SHORT PROBLEM
Which lines contain the word "hatch"? Return each of them as written.

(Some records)
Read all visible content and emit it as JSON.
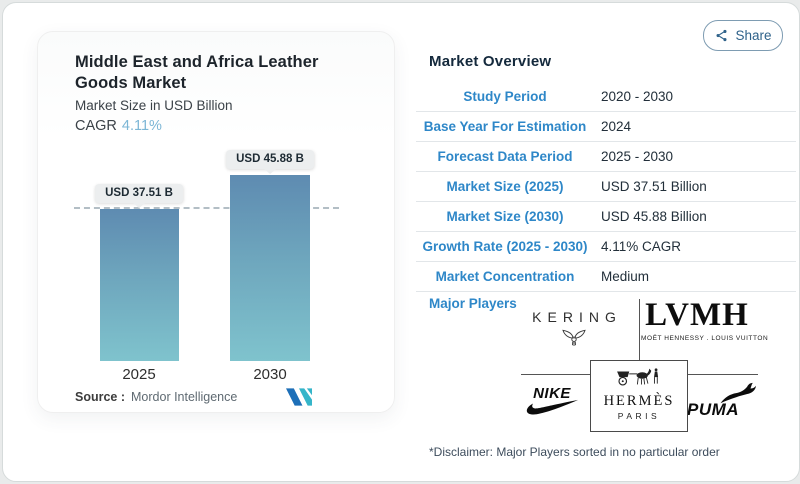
{
  "share": {
    "label": "Share",
    "icon": "share-nodes-icon"
  },
  "chart_card": {
    "title": "Middle East and Africa Leather Goods Market",
    "subtitle": "Market Size in USD Billion",
    "cagr_label": "CAGR",
    "cagr_value": "4.11%",
    "source_label": "Source :",
    "source_value": "Mordor Intelligence",
    "source_logo": "mordor-intelligence-mark"
  },
  "chart_data": {
    "type": "bar",
    "categories": [
      "2025",
      "2030"
    ],
    "values": [
      37.51,
      45.88
    ],
    "value_labels": [
      "USD 37.51 B",
      "USD 45.88 B"
    ],
    "title": "Middle East and Africa Leather Goods Market",
    "ylabel": "Market Size in USD Billion",
    "cagr": "4.11%",
    "reference_line_at": 37.51,
    "grid": false,
    "bar_gradient": [
      "#5e8bb1",
      "#7fc3cd"
    ]
  },
  "overview": {
    "heading": "Market Overview",
    "rows": [
      {
        "label": "Study Period",
        "value": "2020 - 2030"
      },
      {
        "label": "Base Year For Estimation",
        "value": "2024"
      },
      {
        "label": "Forecast Data Period",
        "value": "2025 - 2030"
      },
      {
        "label": "Market Size (2025)",
        "value": "USD 37.51 Billion"
      },
      {
        "label": "Market Size (2030)",
        "value": "USD 45.88 Billion"
      },
      {
        "label": "Growth Rate (2025 - 2030)",
        "value": "4.11% CAGR"
      },
      {
        "label": "Market Concentration",
        "value": "Medium"
      }
    ],
    "major_players_label": "Major Players",
    "players": [
      "Kering",
      "LVMH",
      "Nike",
      "Hermès",
      "Puma"
    ],
    "disclaimer": "*Disclaimer: Major Players sorted in no particular order"
  },
  "logos": {
    "kering_text": "KERING",
    "lvmh_text": "LVMH",
    "lvmh_sub": "MOËT HENNESSY . LOUIS VUITTON",
    "nike_text": "NIKE",
    "hermes_text": "HERMÈS",
    "hermes_sub": "PARIS",
    "puma_text": "PUMA"
  },
  "colors": {
    "accent_blue": "#2e87c8",
    "cagr_blue": "#7cb6d5",
    "heading_navy": "#14293c",
    "share_blue": "#2f628a",
    "bar_top": "#5e8bb1",
    "bar_bottom": "#7fc3cd",
    "mordor_dark": "#1d6fb8",
    "mordor_teal": "#35b5c9"
  }
}
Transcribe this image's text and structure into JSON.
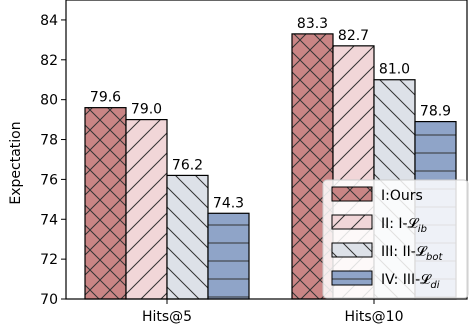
{
  "chart_data": {
    "type": "bar",
    "categories": [
      "Hits@5",
      "Hits@10"
    ],
    "ylabel": "Expectation",
    "xlabel": "",
    "title": "",
    "ylim": [
      70,
      85
    ],
    "yticks": [
      70,
      72,
      74,
      76,
      78,
      80,
      82,
      84
    ],
    "grid": false,
    "legend_position": "bottom-right",
    "series": [
      {
        "name": "I:Ours",
        "legend": {
          "main": "I:Ours",
          "sub": ""
        },
        "values": [
          79.6,
          83.3
        ],
        "labels": [
          "79.6",
          "83.3"
        ],
        "color": "#c98585",
        "hatch": "cross"
      },
      {
        "name": "II: I-L_ib",
        "legend": {
          "main": "II: I-𝓛",
          "sub": "ib"
        },
        "values": [
          79.0,
          82.7
        ],
        "labels": [
          "79.0",
          "82.7"
        ],
        "color": "#f1d6d8",
        "hatch": "forward"
      },
      {
        "name": "III: II-L_bot",
        "legend": {
          "main": "III: II-𝓛",
          "sub": "bot"
        },
        "values": [
          76.2,
          81.0
        ],
        "labels": [
          "76.2",
          "81.0"
        ],
        "color": "#dde1e8",
        "hatch": "back"
      },
      {
        "name": "IV: III-L_di",
        "legend": {
          "main": "IV: III-𝓛",
          "sub": "di"
        },
        "values": [
          74.3,
          78.9
        ],
        "labels": [
          "74.3",
          "78.9"
        ],
        "color": "#8fa4c8",
        "hatch": "horizontal"
      }
    ]
  }
}
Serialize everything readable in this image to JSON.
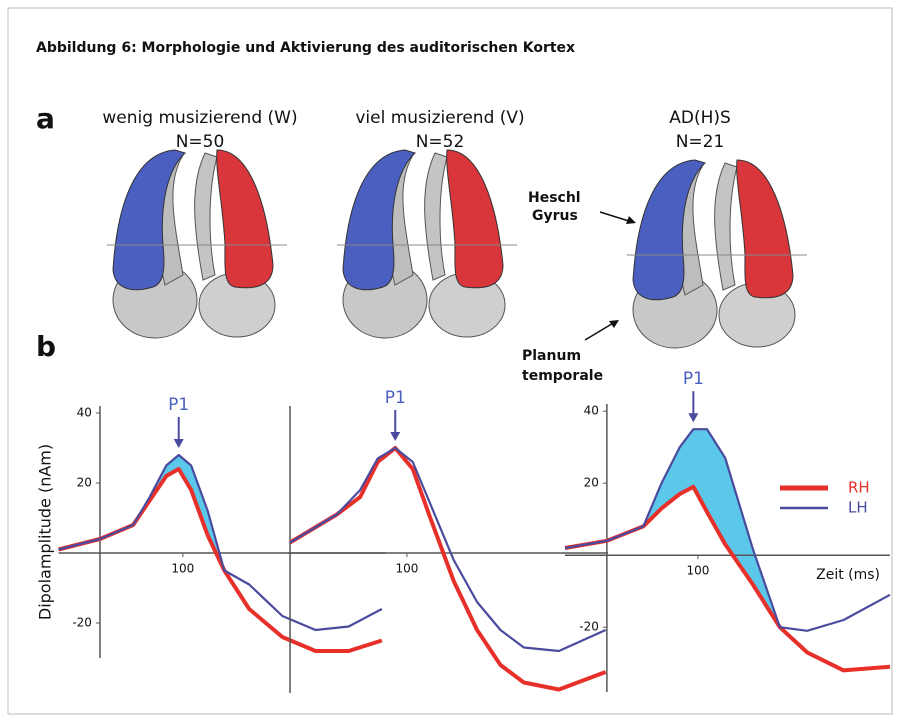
{
  "header": {
    "title": "Abbildung 6:  Morphologie und Aktivierung des auditorischen Kortex"
  },
  "panels": {
    "a": "a",
    "b": "b"
  },
  "groups": [
    {
      "name": "wenig musizierend (W)",
      "n": "N=50"
    },
    {
      "name": "viel musizierend (V)",
      "n": "N=52"
    },
    {
      "name": "AD(H)S",
      "n": "N=21"
    }
  ],
  "annotations": {
    "heschl": [
      "Heschl",
      "Gyrus"
    ],
    "planum": [
      "Planum",
      "temporale"
    ]
  },
  "chart_data": [
    {
      "type": "line",
      "y_label": "Dipolamplitude (nAm)",
      "annotation": "P1",
      "x": [
        -50,
        0,
        40,
        60,
        80,
        95,
        110,
        130,
        150,
        180,
        220,
        260,
        300,
        340
      ],
      "series": [
        {
          "color": "#e8302a",
          "values": [
            1,
            4,
            8,
            15,
            22,
            24,
            18,
            5,
            -5,
            -16,
            -24,
            -28,
            -28,
            -25
          ]
        },
        {
          "color": "#4a4a9e",
          "values": [
            1,
            4,
            8,
            16,
            25,
            28,
            25,
            12,
            -5,
            -9,
            -18,
            -22,
            -21,
            -16
          ]
        }
      ],
      "fill_color": "#5bc8ea",
      "xlim": [
        -50,
        345
      ],
      "ylim": [
        -30,
        42
      ],
      "xticks": [
        100
      ],
      "yticks": [
        -20,
        20,
        40
      ]
    },
    {
      "type": "line",
      "annotation": "P1",
      "x": [
        0,
        20,
        40,
        60,
        75,
        90,
        105,
        120,
        140,
        160,
        180,
        200,
        230,
        270
      ],
      "series": [
        {
          "color": "#e8302a",
          "values": [
            3,
            7,
            11,
            16,
            26,
            30,
            24,
            10,
            -8,
            -22,
            -32,
            -37,
            -39,
            -34
          ]
        },
        {
          "color": "#4a4a9e",
          "values": [
            3,
            7,
            11,
            18,
            27,
            30,
            26,
            14,
            -2,
            -14,
            -22,
            -27,
            -28,
            -22
          ]
        }
      ],
      "fill_color": "#5bc8ea",
      "xlim": [
        -2,
        272
      ],
      "ylim": [
        -40,
        42
      ],
      "xticks": [
        100
      ]
    },
    {
      "type": "line",
      "annotation": "P1",
      "x_label": "Zeit (ms)",
      "x": [
        -46,
        0,
        40,
        60,
        80,
        95,
        110,
        130,
        160,
        190,
        220,
        260,
        311
      ],
      "series": [
        {
          "name": "RH",
          "color": "#e8302a",
          "values": [
            2,
            4,
            8,
            13,
            17,
            19,
            12,
            3,
            -8,
            -20,
            -27,
            -32,
            -31
          ]
        },
        {
          "name": "LH",
          "color": "#4a4a9e",
          "values": [
            2,
            4,
            8,
            20,
            30,
            35,
            35,
            27,
            2,
            -20,
            -21,
            -18,
            -11
          ]
        }
      ],
      "fill_color": "#5bc8ea",
      "xlim": [
        -46,
        311
      ],
      "ylim": [
        -38,
        42
      ],
      "xticks": [
        100
      ],
      "yticks": [
        -20,
        20,
        40
      ]
    }
  ]
}
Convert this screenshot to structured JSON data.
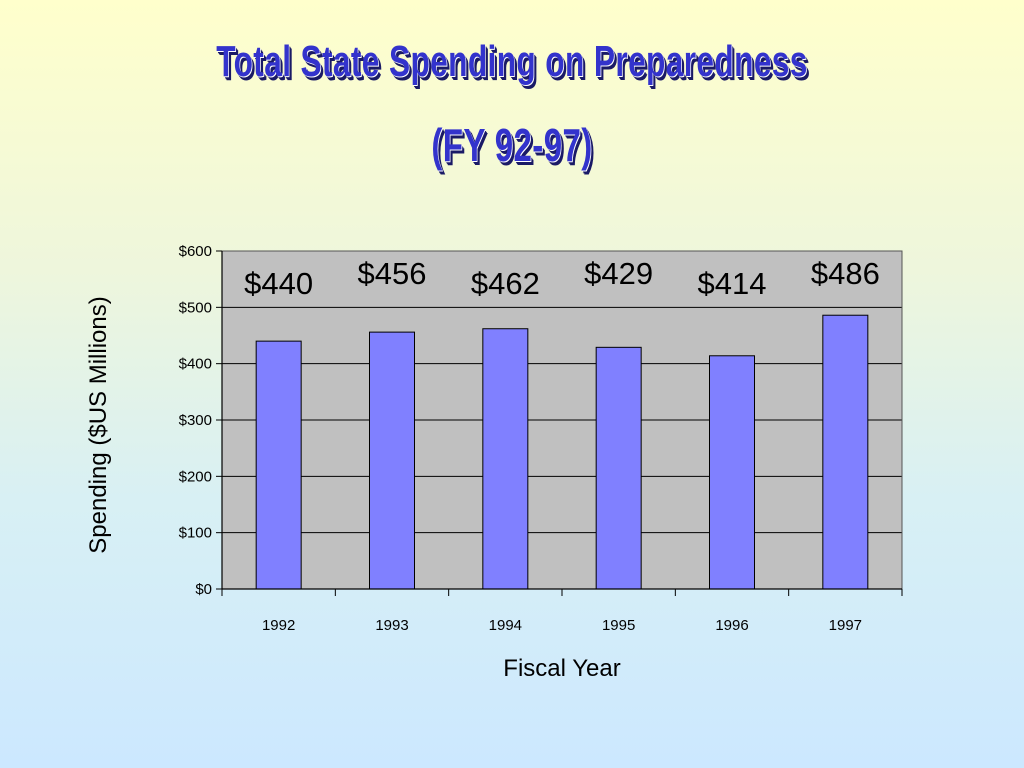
{
  "title_line1": "Total State Spending on Preparedness",
  "title_line2": "(FY 92-97)",
  "colors": {
    "title_fill": "#3333cc",
    "bar_fill": "#8080ff",
    "plot_background": "#c0c0c0"
  },
  "chart_data": {
    "type": "bar",
    "title": "Total State Spending on Preparedness (FY 92-97)",
    "xlabel": "Fiscal Year",
    "ylabel": "Spending ($US Millions)",
    "categories": [
      "1992",
      "1993",
      "1994",
      "1995",
      "1996",
      "1997"
    ],
    "values": [
      440,
      456,
      462,
      429,
      414,
      486
    ],
    "data_labels": [
      "$440",
      "$456",
      "$462",
      "$429",
      "$414",
      "$486"
    ],
    "ylim": [
      0,
      600
    ],
    "yticks": [
      0,
      100,
      200,
      300,
      400,
      500,
      600
    ],
    "ytick_labels": [
      "$0",
      "$100",
      "$200",
      "$300",
      "$400",
      "$500",
      "$600"
    ],
    "grid": true,
    "legend": "none"
  }
}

RESULT FOR THIS EXERCISE
        "hatch": "cross"
        "hatch": "forward"
        "hatch": "back"
        "hatch": "horizontal"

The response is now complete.